RECORDS:
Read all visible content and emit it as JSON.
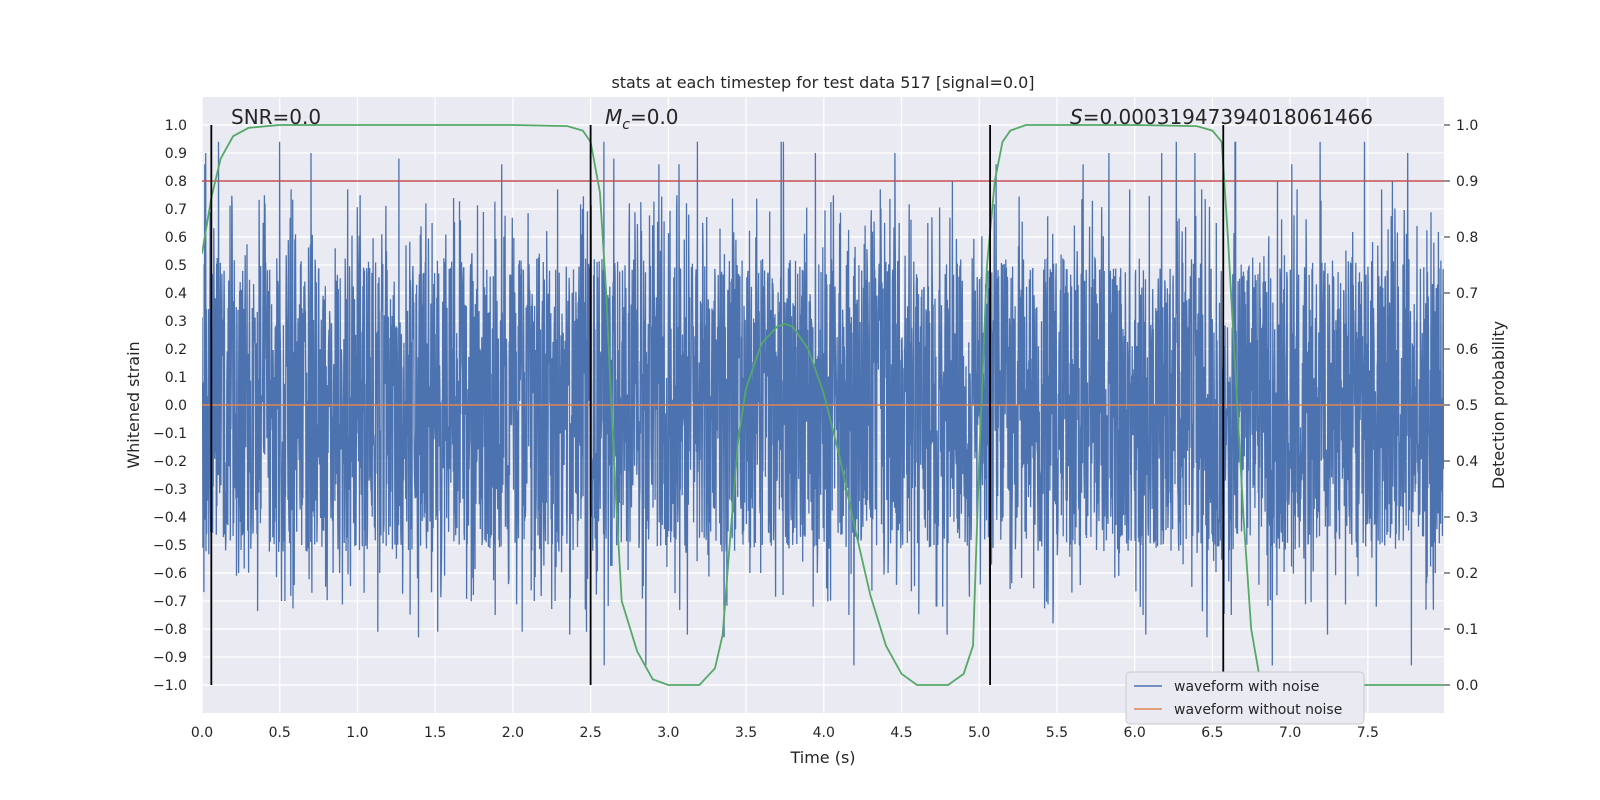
{
  "chart_data": {
    "type": "line",
    "title": "stats at each timestep for test data 517 [signal=0.0]",
    "xlabel": "Time (s)",
    "ylabel": "Whitened strain",
    "ylabel_right": "Detection probability",
    "xlim": [
      0.0,
      7.99
    ],
    "ylim": [
      -1.1,
      1.1
    ],
    "ylim_right": [
      -0.05,
      1.05
    ],
    "x_ticks": [
      0.0,
      0.5,
      1.0,
      1.5,
      2.0,
      2.5,
      3.0,
      3.5,
      4.0,
      4.5,
      5.0,
      5.5,
      6.0,
      6.5,
      7.0,
      7.5
    ],
    "x_tick_labels": [
      "0.0",
      "0.5",
      "1.0",
      "1.5",
      "2.0",
      "2.5",
      "3.0",
      "3.5",
      "4.0",
      "4.5",
      "5.0",
      "5.5",
      "6.0",
      "6.5",
      "7.0",
      "7.5"
    ],
    "y_ticks": [
      1.0,
      0.9,
      0.8,
      0.7,
      0.6,
      0.5,
      0.4,
      0.3,
      0.2,
      0.1,
      0.0,
      -0.1,
      -0.2,
      -0.3,
      -0.4,
      -0.5,
      -0.6,
      -0.7,
      -0.8,
      -0.9,
      -1.0
    ],
    "y_tick_labels": [
      "1.0",
      "0.9",
      "0.8",
      "0.7",
      "0.6",
      "0.5",
      "0.4",
      "0.3",
      "0.2",
      "0.1",
      "0.0",
      "−0.1",
      "−0.2",
      "−0.3",
      "−0.4",
      "−0.5",
      "−0.6",
      "−0.7",
      "−0.8",
      "−0.9",
      "−1.0"
    ],
    "y_right_ticks": [
      1.0,
      0.9,
      0.8,
      0.7,
      0.6,
      0.5,
      0.4,
      0.3,
      0.2,
      0.1,
      0.0
    ],
    "y_right_tick_labels": [
      "1.0",
      "0.9",
      "0.8",
      "0.7",
      "0.6",
      "0.5",
      "0.4",
      "0.3",
      "0.2",
      "0.1",
      "0.0"
    ],
    "annotations": {
      "snr": "SNR=0.0",
      "mc_symbol": "M",
      "mc_subscript": "c",
      "mc_value": "=0.0",
      "s_symbol": "S",
      "s_value": "=0.00031947394018061466"
    },
    "threshold_right": 0.9,
    "vlines": [
      0.06,
      2.5,
      5.07,
      6.57
    ],
    "series": [
      {
        "name": "waveform with noise",
        "color": "#4c72b0",
        "style": "dense noise, mostly within [-0.55, 0.55] with spikes near ±1.0",
        "samples": [
          0.9,
          -0.93,
          0.4,
          -0.5,
          0.77,
          -0.72,
          0.65,
          -0.6,
          0.94,
          -0.83,
          0.86,
          -0.82,
          0.94,
          -0.81,
          0.88,
          -0.7,
          0.8,
          -0.75,
          0.9,
          -0.78
        ]
      },
      {
        "name": "waveform without noise",
        "color": "#dd8452",
        "values_constant": 0.0
      },
      {
        "name": "detection probability",
        "color": "#55a868",
        "axis": "right",
        "x": [
          0.0,
          0.06,
          0.12,
          0.2,
          0.3,
          0.5,
          1.0,
          2.0,
          2.35,
          2.45,
          2.5,
          2.56,
          2.6,
          2.65,
          2.7,
          2.8,
          2.9,
          3.0,
          3.1,
          3.2,
          3.3,
          3.35,
          3.4,
          3.45,
          3.5,
          3.6,
          3.7,
          3.75,
          3.8,
          3.9,
          4.0,
          4.1,
          4.2,
          4.3,
          4.4,
          4.5,
          4.6,
          4.7,
          4.8,
          4.9,
          4.96,
          5.0,
          5.05,
          5.1,
          5.15,
          5.2,
          5.3,
          5.5,
          6.0,
          6.4,
          6.5,
          6.56,
          6.6,
          6.65,
          6.7,
          6.75,
          6.8,
          6.9,
          7.0,
          7.5,
          7.99
        ],
        "y": [
          0.77,
          0.87,
          0.94,
          0.98,
          0.995,
          1.0,
          1.0,
          1.0,
          0.998,
          0.99,
          0.97,
          0.88,
          0.7,
          0.4,
          0.15,
          0.06,
          0.01,
          0.0,
          0.0,
          0.0,
          0.03,
          0.09,
          0.27,
          0.44,
          0.53,
          0.61,
          0.64,
          0.645,
          0.64,
          0.6,
          0.52,
          0.41,
          0.28,
          0.16,
          0.07,
          0.02,
          0.0,
          0.0,
          0.0,
          0.02,
          0.07,
          0.4,
          0.75,
          0.9,
          0.97,
          0.99,
          1.0,
          1.0,
          1.0,
          0.998,
          0.99,
          0.97,
          0.8,
          0.55,
          0.3,
          0.1,
          0.02,
          0.0,
          0.0,
          0.0,
          0.0
        ]
      },
      {
        "name": "threshold",
        "color": "#c44e52",
        "axis": "right",
        "values_constant": 0.9
      }
    ],
    "legend": {
      "placement": "lower-right",
      "entries": [
        {
          "label": "waveform with noise",
          "color": "#4c72b0"
        },
        {
          "label": "waveform without noise",
          "color": "#dd8452"
        }
      ]
    },
    "grid": true,
    "background": "#eaeaf2"
  }
}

WORK REQUIRED:
Without including any picture, repeat the data exactly.

SOLVED PROBLEM:
Read all visible content and emit it as JSON.
{
  "chart_data": {
    "type": "line",
    "title": "stats at each timestep for test data 517 [signal=0.0]",
    "xlabel": "Time (s)",
    "ylabel": "Whitened strain",
    "ylabel_right": "Detection probability",
    "xlim": [
      0.0,
      7.99
    ],
    "ylim": [
      -1.1,
      1.1
    ],
    "ylim_right": [
      -0.05,
      1.05
    ],
    "x_ticks": [
      0.0,
      0.5,
      1.0,
      1.5,
      2.0,
      2.5,
      3.0,
      3.5,
      4.0,
      4.5,
      5.0,
      5.5,
      6.0,
      6.5,
      7.0,
      7.5
    ],
    "x_tick_labels": [
      "0.0",
      "0.5",
      "1.0",
      "1.5",
      "2.0",
      "2.5",
      "3.0",
      "3.5",
      "4.0",
      "4.5",
      "5.0",
      "5.5",
      "6.0",
      "6.5",
      "7.0",
      "7.5"
    ],
    "y_ticks": [
      1.0,
      0.9,
      0.8,
      0.7,
      0.6,
      0.5,
      0.4,
      0.3,
      0.2,
      0.1,
      0.0,
      -0.1,
      -0.2,
      -0.3,
      -0.4,
      -0.5,
      -0.6,
      -0.7,
      -0.8,
      -0.9,
      -1.0
    ],
    "y_tick_labels": [
      "1.0",
      "0.9",
      "0.8",
      "0.7",
      "0.6",
      "0.5",
      "0.4",
      "0.3",
      "0.2",
      "0.1",
      "0.0",
      "−0.1",
      "−0.2",
      "−0.3",
      "−0.4",
      "−0.5",
      "−0.6",
      "−0.7",
      "−0.8",
      "−0.9",
      "−1.0"
    ],
    "y_right_ticks": [
      1.0,
      0.9,
      0.8,
      0.7,
      0.6,
      0.5,
      0.4,
      0.3,
      0.2,
      0.1,
      0.0
    ],
    "y_right_tick_labels": [
      "1.0",
      "0.9",
      "0.8",
      "0.7",
      "0.6",
      "0.5",
      "0.4",
      "0.3",
      "0.2",
      "0.1",
      "0.0"
    ],
    "annotations": {
      "snr": "SNR=0.0",
      "mc_symbol": "M",
      "mc_subscript": "c",
      "mc_value": "=0.0",
      "s_symbol": "S",
      "s_value": "=0.00031947394018061466"
    },
    "threshold_right": 0.9,
    "vlines": [
      0.06,
      2.5,
      5.07,
      6.57
    ],
    "series": [
      {
        "name": "waveform with noise",
        "color": "#4c72b0",
        "style": "dense noise, mostly within [-0.55, 0.55] with spikes near ±1.0",
        "samples": [
          0.9,
          -0.93,
          0.4,
          -0.5,
          0.77,
          -0.72,
          0.65,
          -0.6,
          0.94,
          -0.83,
          0.86,
          -0.82,
          0.94,
          -0.81,
          0.88,
          -0.7,
          0.8,
          -0.75,
          0.9,
          -0.78
        ]
      },
      {
        "name": "waveform without noise",
        "color": "#dd8452",
        "values_constant": 0.0
      },
      {
        "name": "detection probability",
        "color": "#55a868",
        "axis": "right",
        "x": [
          0.0,
          0.06,
          0.12,
          0.2,
          0.3,
          0.5,
          1.0,
          2.0,
          2.35,
          2.45,
          2.5,
          2.56,
          2.6,
          2.65,
          2.7,
          2.8,
          2.9,
          3.0,
          3.1,
          3.2,
          3.3,
          3.35,
          3.4,
          3.45,
          3.5,
          3.6,
          3.7,
          3.75,
          3.8,
          3.9,
          4.0,
          4.1,
          4.2,
          4.3,
          4.4,
          4.5,
          4.6,
          4.7,
          4.8,
          4.9,
          4.96,
          5.0,
          5.05,
          5.1,
          5.15,
          5.2,
          5.3,
          5.5,
          6.0,
          6.4,
          6.5,
          6.56,
          6.6,
          6.65,
          6.7,
          6.75,
          6.8,
          6.9,
          7.0,
          7.5,
          7.99
        ],
        "y": [
          0.77,
          0.87,
          0.94,
          0.98,
          0.995,
          1.0,
          1.0,
          1.0,
          0.998,
          0.99,
          0.97,
          0.88,
          0.7,
          0.4,
          0.15,
          0.06,
          0.01,
          0.0,
          0.0,
          0.0,
          0.03,
          0.09,
          0.27,
          0.44,
          0.53,
          0.61,
          0.64,
          0.645,
          0.64,
          0.6,
          0.52,
          0.41,
          0.28,
          0.16,
          0.07,
          0.02,
          0.0,
          0.0,
          0.0,
          0.02,
          0.07,
          0.4,
          0.75,
          0.9,
          0.97,
          0.99,
          1.0,
          1.0,
          1.0,
          0.998,
          0.99,
          0.97,
          0.8,
          0.55,
          0.3,
          0.1,
          0.02,
          0.0,
          0.0,
          0.0,
          0.0
        ]
      },
      {
        "name": "threshold",
        "color": "#c44e52",
        "axis": "right",
        "values_constant": 0.9
      }
    ],
    "legend": {
      "placement": "lower-right",
      "entries": [
        {
          "label": "waveform with noise",
          "color": "#4c72b0"
        },
        {
          "label": "waveform without noise",
          "color": "#dd8452"
        }
      ]
    },
    "grid": true,
    "background": "#eaeaf2"
  }
}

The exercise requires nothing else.